____ Text passage

Companies with sales compensation systems that go off the rails and reward salespeople for bad behavior grab headlines, as Wells Fargo did. But what about the more common problem of sales compensation and incentive programs that are simply out-of-date, poorly designed and not monitored closely enough?
Such pay systems do not necessarily result in bad publicity. Instead, these systems can lead the sales force to underperform and hamper an organization's growth and profitability.
In some cases, sales compensation systems become ineffective because they are not rewarding the right results. For example, if a company wants the sales force to bring in new or larger clients, then it should pay a premium for signing those clients, said Kristie Jones, principal with consulting firm Sales Acceleration Group in St. Louis. And "if they want to do a better job at retaining clients, then that should be the variable compensation focus" and they should pay bonuses for keeping clients happy.
Learn How Problems Start
Problems with sales compensation can begin during plan design and rollout. Or they can take hold over time if the compensation plan is not updated and refreshed as strategic goals and priorities change.
Even a carefully crafted compensation plan won't be effective if the design rollout is not backed up by appropriate sales goals and adequate time to communicate the plan to the sales force. "That increases the risk that something could go wrong," said Shawn Rossi, a partner with consulting firm Mercer based in Atlanta.
And sometimes, sales compensation managers are not doing enough to reward and motivate the sales force. Make sure to "take an open-ended approach and try to reward every dollar brought in," urged Henning Schwinum, co-founder of Vendux, a fractional sales leadership company based in Kansas City, Mo. "Otherwise, you risk having salespeople who are not selling as aggressively" as they should.
He also recommended that companies focus on what makes salespeople unique and find ways to reward that. "It's all about instant gratification with sales teams, who are competitive by nature, always looking for the next thing," Schwinum said.
'It's all about instant gratification with sales teams, who are competitive by nature, always looking for the next thing.'
— Henning Schwinum, co-founder of Vendux
"Rewarding them monthly or quarterly, instead of at the end of the year, is a way to keep them intrigued and engaged," he added.
Keep an eye on the appropriateness of sales goals and the mix of pay. Individual sales goals that are too high or plan designs that offer a low base pay/high variable pay mix can both lead to trouble. "With more money at risk, the greater the chance of aberrant behavior," Rossi said. "This is particularly true when sales is very transactional," such as in a retail or financial services environment, rather than focused on building long-term relationships.
One of the keys to making sure sales compensation is aligned with company strategy while also motivating the sales force is frequent monitoring. Depending on the type of business involved, the length of the sales cycle and the size of the sales pipeline, assessing the effectiveness of the sales compensation plan quarterly, or even monthly, can help make sure it stays on the right track.
In general, the shorter the sales cycle, the more frequent the compensation review cycle should be. By catching problems early—such as pay practices that create incentives for unethical sales practices—and addressing them quickly, flawed pay designs have less opportunity to damage sales force effectiveness, employee motivation or customer relationships.

________
____ Supplied data

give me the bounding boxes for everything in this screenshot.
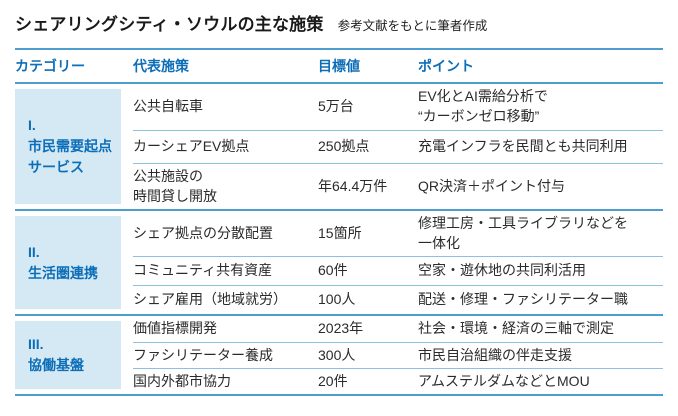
category-cell: I. 市民需要起点 サービス bbox=[15, 89, 121, 204]
section-rows: 公共自転車 5万台 EV化とAI需給分析で “カーボンゼロ移動” カーシェアEV… bbox=[133, 84, 663, 209]
section-rows: シェア拠点の分散配置 15箇所 修理工房・工具ライブラリなどを 一体化 コミュニ… bbox=[133, 211, 663, 314]
figure-header: シェアリングシティ・ソウルの主な施策 参考文献をもとに筆者作成 bbox=[15, 10, 663, 35]
category-label: III. 協働基盤 bbox=[28, 336, 84, 373]
measure-cell: 公共自転車 bbox=[133, 98, 203, 115]
section-collaboration-foundation: III. 協働基盤 価値指標開発 2023年 社会・環境・経済の三軸で測定 ファ… bbox=[15, 316, 663, 396]
point-cell: 充電インフラを民間とも共同利用 bbox=[418, 138, 628, 155]
target-cell: 60件 bbox=[318, 262, 348, 279]
column-header-target: 目標値 bbox=[318, 58, 360, 74]
point-cell: 市民自治組織の伴走支援 bbox=[418, 346, 572, 363]
target-cell: 5万台 bbox=[318, 98, 354, 115]
figure-title: シェアリングシティ・ソウルの主な施策 bbox=[15, 15, 324, 34]
target-cell: 100人 bbox=[318, 291, 356, 308]
point-cell: 社会・環境・経済の三軸で測定 bbox=[418, 320, 614, 337]
category-label: II. 生活圏連携 bbox=[28, 243, 98, 281]
target-cell: 年64.4万件 bbox=[318, 177, 388, 194]
measure-cell: 価値指標開発 bbox=[133, 320, 217, 337]
table-row: 価値指標開発 2023年 社会・環境・経済の三軸で測定 bbox=[133, 316, 663, 342]
target-cell: 20件 bbox=[318, 372, 348, 389]
table-row: 国内外都市協力 20件 アムステルダムなどとMOU bbox=[133, 368, 663, 394]
category-cell: III. 協働基盤 bbox=[15, 321, 121, 389]
measure-cell: コミュニティ共有資産 bbox=[133, 262, 273, 279]
section-citizen-demand-services: I. 市民需要起点 サービス 公共自転車 5万台 EV化とAI需給分析で “カー… bbox=[15, 84, 663, 211]
figure: シェアリングシティ・ソウルの主な施策 参考文献をもとに筆者作成 カテゴリー 代表… bbox=[15, 10, 663, 396]
measure-cell: シェア拠点の分散配置 bbox=[133, 224, 273, 241]
point-cell: QR決済＋ポイント付与 bbox=[418, 177, 565, 194]
section-rows: 価値指標開発 2023年 社会・環境・経済の三軸で測定 ファシリテーター養成 3… bbox=[133, 316, 663, 394]
target-cell: 15箇所 bbox=[318, 224, 362, 241]
table-row: シェア拠点の分散配置 15箇所 修理工房・工具ライブラリなどを 一体化 bbox=[133, 211, 663, 256]
measure-cell: 公共施設の 時間貸し開放 bbox=[133, 167, 217, 204]
measure-cell: ファシリテーター養成 bbox=[133, 346, 273, 363]
table-row: コミュニティ共有資産 60件 空家・遊休地の共同利活用 bbox=[133, 256, 663, 285]
section-living-area-collaboration: II. 生活圏連携 シェア拠点の分散配置 15箇所 修理工房・工具ライブラリなど… bbox=[15, 211, 663, 316]
target-cell: 2023年 bbox=[318, 320, 364, 337]
target-cell: 250拠点 bbox=[318, 138, 370, 155]
table-row: 公共施設の 時間貸し開放 年64.4万件 QR決済＋ポイント付与 bbox=[133, 163, 663, 209]
category-cell: II. 生活圏連携 bbox=[15, 216, 121, 309]
point-cell: 空家・遊休地の共同利活用 bbox=[418, 262, 586, 279]
table-row: 公共自転車 5万台 EV化とAI需給分析で “カーボンゼロ移動” bbox=[133, 84, 663, 130]
point-cell: 配送・修理・ファシリテーター職 bbox=[418, 291, 628, 308]
table-header-row: カテゴリー 代表施策 目標値 ポイント bbox=[15, 48, 663, 84]
target-cell: 300人 bbox=[318, 346, 356, 363]
column-header-category: カテゴリー bbox=[15, 58, 85, 74]
table-row: シェア雇用（地域就労） 100人 配送・修理・ファシリテーター職 bbox=[133, 285, 663, 314]
point-cell: 修理工房・工具ライブラリなどを 一体化 bbox=[418, 214, 628, 251]
table-row: ファシリテーター養成 300人 市民自治組織の伴走支援 bbox=[133, 342, 663, 368]
table-row: カーシェアEV拠点 250拠点 充電インフラを民間とも共同利用 bbox=[133, 130, 663, 163]
column-header-point: ポイント bbox=[418, 58, 474, 74]
measure-cell: シェア雇用（地域就労） bbox=[133, 291, 287, 308]
measures-table: カテゴリー 代表施策 目標値 ポイント I. 市民需要起点 サービス 公共自転車… bbox=[15, 48, 663, 396]
column-header-measure: 代表施策 bbox=[133, 58, 189, 74]
measure-cell: カーシェアEV拠点 bbox=[133, 138, 250, 155]
category-label: I. 市民需要起点 サービス bbox=[28, 117, 112, 175]
figure-subtitle: 参考文献をもとに筆者作成 bbox=[337, 19, 488, 33]
point-cell: アムステルダムなどとMOU bbox=[418, 372, 590, 389]
point-cell: EV化とAI需給分析で “カーボンゼロ移動” bbox=[418, 88, 548, 124]
measure-cell: 国内外都市協力 bbox=[133, 372, 231, 389]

________

Exercise instructions: Quote the sales compensation text word for word, from "Learn How Problems" to "and priorities change.". Rely only on the text about sales compensation for what comes next.

Solution:
Learn How Problems Start
Problems with sales compensation can begin during plan design and rollout. Or they can take hold over time if the compensation plan is not updated and refreshed as strategic goals and priorities change.